Pick out each line below containing "color".

§ DATA FOR THIS TASK
********************

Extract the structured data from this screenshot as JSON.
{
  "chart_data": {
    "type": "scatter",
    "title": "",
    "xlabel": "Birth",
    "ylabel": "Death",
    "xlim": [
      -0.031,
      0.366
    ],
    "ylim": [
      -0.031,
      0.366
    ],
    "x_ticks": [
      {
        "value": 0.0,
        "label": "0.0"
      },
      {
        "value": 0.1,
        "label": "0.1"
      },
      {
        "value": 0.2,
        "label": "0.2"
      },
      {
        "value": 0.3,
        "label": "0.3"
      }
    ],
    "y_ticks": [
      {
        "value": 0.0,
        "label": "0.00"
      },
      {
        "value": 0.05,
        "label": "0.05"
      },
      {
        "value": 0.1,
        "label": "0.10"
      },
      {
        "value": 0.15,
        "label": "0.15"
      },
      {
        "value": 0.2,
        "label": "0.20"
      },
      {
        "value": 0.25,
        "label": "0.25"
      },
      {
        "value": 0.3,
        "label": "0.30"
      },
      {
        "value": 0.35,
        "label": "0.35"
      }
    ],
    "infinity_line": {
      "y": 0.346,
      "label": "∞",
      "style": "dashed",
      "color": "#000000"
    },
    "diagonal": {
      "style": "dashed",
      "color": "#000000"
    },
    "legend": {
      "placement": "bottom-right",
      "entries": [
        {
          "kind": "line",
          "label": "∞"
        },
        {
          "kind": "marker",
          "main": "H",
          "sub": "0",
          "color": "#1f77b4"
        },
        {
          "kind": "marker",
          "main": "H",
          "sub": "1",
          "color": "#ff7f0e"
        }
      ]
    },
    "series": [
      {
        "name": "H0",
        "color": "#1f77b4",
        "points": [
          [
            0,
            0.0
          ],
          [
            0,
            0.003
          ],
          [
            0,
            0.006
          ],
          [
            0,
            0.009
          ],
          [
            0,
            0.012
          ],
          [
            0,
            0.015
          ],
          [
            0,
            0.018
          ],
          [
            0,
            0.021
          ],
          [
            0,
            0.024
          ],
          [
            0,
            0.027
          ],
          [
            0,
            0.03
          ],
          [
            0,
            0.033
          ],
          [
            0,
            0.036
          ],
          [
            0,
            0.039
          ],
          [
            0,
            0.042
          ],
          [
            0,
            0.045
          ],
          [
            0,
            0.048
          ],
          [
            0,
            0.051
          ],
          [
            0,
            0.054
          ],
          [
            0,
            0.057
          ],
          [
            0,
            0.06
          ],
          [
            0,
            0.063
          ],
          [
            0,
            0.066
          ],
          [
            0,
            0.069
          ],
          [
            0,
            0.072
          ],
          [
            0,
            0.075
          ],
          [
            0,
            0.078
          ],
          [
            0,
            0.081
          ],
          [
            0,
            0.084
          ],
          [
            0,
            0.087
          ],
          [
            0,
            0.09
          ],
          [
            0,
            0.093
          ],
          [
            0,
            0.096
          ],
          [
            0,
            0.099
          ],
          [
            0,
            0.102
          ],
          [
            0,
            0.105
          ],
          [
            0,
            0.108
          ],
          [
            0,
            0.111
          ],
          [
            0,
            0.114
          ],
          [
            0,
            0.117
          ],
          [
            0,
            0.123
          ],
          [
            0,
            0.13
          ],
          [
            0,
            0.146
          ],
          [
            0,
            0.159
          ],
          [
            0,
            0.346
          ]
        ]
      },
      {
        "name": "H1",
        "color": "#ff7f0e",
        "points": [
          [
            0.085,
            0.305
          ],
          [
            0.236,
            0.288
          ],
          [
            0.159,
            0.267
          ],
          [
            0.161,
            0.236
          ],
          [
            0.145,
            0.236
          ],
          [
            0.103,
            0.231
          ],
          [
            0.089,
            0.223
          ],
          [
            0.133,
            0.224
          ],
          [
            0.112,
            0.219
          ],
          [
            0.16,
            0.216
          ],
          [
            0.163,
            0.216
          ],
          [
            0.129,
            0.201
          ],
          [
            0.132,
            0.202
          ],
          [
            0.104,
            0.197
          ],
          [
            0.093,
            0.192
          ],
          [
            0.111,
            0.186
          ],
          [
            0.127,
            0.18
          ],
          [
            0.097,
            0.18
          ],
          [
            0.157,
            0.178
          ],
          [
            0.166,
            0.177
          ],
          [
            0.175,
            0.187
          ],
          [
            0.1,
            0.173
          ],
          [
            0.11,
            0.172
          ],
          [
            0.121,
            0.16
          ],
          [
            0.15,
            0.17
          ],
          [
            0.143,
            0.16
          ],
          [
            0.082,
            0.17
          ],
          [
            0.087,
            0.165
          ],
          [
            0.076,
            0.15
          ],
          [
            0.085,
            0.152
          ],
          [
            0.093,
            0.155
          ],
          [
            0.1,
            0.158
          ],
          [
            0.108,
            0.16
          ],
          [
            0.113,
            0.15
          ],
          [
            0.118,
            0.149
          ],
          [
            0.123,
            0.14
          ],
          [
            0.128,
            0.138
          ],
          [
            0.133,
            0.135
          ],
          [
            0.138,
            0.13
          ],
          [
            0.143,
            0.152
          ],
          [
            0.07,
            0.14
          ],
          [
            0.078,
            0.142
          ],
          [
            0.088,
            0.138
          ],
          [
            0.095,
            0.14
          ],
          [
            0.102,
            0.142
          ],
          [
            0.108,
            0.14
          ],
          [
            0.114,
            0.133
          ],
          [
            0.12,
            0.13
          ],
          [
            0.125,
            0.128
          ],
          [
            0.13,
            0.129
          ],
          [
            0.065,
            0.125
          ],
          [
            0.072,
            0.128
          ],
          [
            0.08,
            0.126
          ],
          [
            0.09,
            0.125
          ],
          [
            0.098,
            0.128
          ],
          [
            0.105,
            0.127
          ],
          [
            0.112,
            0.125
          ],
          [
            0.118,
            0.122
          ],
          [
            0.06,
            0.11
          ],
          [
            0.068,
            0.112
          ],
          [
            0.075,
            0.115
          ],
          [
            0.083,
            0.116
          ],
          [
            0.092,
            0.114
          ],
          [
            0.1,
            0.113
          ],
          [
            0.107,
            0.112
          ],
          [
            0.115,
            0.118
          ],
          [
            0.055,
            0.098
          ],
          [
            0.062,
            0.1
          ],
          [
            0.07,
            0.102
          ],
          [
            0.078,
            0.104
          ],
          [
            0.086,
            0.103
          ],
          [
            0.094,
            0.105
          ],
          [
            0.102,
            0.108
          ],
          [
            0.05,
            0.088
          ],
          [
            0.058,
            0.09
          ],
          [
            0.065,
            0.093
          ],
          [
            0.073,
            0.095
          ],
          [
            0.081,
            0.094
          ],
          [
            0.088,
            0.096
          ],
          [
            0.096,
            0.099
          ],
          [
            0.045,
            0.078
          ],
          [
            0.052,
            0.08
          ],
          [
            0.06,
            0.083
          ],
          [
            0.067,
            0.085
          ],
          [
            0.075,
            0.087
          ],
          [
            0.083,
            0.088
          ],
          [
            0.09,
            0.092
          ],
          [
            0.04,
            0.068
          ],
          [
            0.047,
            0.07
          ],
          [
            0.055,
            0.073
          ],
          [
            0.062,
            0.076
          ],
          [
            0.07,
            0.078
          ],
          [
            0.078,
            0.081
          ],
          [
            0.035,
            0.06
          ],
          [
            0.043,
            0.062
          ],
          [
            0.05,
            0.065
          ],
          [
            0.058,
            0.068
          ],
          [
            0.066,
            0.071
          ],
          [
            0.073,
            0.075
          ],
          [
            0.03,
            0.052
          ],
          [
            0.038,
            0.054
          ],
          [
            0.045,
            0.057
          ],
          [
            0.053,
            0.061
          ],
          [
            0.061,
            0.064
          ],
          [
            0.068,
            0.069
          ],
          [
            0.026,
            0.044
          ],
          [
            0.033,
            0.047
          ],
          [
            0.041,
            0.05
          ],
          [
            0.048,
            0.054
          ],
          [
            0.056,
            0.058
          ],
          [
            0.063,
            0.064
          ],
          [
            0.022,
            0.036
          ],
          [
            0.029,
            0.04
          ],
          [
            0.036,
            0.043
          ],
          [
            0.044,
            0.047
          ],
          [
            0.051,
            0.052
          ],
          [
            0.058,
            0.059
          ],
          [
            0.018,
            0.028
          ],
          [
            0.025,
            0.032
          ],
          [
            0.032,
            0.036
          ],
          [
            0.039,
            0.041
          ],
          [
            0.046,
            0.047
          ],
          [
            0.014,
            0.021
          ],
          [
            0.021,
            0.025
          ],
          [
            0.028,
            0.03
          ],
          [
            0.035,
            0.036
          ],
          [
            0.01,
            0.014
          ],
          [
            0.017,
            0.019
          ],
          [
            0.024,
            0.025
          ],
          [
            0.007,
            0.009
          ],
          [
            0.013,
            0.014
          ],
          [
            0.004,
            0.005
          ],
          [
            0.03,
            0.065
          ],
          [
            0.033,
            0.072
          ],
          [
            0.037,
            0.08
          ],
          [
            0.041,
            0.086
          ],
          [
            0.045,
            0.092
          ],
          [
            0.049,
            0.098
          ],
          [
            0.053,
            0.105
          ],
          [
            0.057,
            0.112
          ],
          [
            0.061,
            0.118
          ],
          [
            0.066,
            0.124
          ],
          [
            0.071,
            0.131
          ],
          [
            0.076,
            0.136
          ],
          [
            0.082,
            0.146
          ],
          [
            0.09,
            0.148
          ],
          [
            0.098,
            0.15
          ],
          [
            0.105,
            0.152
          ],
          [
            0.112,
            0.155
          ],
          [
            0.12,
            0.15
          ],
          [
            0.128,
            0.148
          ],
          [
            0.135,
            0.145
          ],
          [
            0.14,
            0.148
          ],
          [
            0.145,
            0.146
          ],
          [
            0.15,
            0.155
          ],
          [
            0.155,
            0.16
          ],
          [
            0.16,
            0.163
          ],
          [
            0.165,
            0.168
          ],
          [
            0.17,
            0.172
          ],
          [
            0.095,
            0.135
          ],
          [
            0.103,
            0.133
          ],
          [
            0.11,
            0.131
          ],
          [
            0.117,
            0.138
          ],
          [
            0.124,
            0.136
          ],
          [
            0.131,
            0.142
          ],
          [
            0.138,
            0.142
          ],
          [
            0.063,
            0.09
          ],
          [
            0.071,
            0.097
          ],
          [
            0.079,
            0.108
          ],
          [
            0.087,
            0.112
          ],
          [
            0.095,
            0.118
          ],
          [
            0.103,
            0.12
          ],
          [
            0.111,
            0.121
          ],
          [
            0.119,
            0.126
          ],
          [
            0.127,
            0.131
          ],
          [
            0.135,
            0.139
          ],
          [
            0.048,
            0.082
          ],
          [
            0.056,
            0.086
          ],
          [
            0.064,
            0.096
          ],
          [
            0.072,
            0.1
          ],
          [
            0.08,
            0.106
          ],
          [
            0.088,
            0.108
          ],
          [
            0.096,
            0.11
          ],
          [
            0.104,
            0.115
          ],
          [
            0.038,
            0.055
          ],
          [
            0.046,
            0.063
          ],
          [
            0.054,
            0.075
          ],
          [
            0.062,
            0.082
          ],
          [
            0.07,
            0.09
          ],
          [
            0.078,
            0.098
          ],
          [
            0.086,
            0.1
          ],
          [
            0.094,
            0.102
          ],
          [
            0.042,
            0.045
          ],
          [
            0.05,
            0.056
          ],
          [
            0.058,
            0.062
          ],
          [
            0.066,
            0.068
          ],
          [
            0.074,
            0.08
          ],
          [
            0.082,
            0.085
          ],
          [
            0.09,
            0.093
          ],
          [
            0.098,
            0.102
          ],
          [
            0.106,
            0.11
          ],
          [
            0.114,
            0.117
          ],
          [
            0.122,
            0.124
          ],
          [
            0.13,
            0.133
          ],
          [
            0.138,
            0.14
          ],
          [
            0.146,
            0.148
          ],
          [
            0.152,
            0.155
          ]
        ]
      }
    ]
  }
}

********************

§ SOLUTION BELOW
      "color": "#000000"
      "color": "#000000"
          "color": "#1f77b4"
          "color": "#ff7f0e"
        "color": "#1f77b4",
        "color": "#ff7f0e",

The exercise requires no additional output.